[START GIVEN DATA]
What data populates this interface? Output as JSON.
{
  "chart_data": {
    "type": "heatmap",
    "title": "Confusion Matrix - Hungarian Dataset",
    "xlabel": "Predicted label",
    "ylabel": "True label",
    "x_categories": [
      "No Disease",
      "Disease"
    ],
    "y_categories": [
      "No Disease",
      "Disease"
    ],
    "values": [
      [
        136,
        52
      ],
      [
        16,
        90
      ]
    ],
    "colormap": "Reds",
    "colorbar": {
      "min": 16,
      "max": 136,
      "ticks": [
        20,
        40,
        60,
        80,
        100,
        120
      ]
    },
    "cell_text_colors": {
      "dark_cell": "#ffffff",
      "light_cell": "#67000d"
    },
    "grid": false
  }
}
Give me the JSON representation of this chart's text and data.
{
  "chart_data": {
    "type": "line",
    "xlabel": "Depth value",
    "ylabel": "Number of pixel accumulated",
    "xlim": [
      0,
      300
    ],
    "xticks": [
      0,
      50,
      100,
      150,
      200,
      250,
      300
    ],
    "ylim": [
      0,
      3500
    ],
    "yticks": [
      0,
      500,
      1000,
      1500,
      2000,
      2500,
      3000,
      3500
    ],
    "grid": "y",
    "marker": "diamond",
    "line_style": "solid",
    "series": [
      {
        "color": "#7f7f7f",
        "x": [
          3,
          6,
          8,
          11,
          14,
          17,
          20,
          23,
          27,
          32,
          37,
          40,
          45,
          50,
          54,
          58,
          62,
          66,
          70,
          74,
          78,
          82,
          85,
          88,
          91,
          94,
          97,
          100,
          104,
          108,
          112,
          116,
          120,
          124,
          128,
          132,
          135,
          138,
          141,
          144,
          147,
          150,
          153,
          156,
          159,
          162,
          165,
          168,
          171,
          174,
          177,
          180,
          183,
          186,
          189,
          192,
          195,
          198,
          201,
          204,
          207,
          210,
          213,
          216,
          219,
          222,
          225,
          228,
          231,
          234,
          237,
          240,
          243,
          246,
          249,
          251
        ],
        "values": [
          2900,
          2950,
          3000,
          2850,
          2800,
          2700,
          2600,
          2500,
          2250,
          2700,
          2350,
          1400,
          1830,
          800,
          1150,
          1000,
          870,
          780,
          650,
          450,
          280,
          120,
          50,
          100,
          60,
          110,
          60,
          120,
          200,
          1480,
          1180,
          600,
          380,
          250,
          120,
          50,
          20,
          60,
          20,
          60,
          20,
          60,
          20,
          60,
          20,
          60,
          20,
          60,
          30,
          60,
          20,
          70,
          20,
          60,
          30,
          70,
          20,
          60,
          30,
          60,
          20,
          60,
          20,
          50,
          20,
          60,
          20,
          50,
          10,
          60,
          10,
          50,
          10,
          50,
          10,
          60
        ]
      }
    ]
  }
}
[END GIVEN DATA]
> **WHAT IS ASKED**
Extract each line from the entries above that contains the string "ylabel".

> **THE RESPONSE**
    "ylabel": "True label",
    "ylabel": "Number of pixel accumulated",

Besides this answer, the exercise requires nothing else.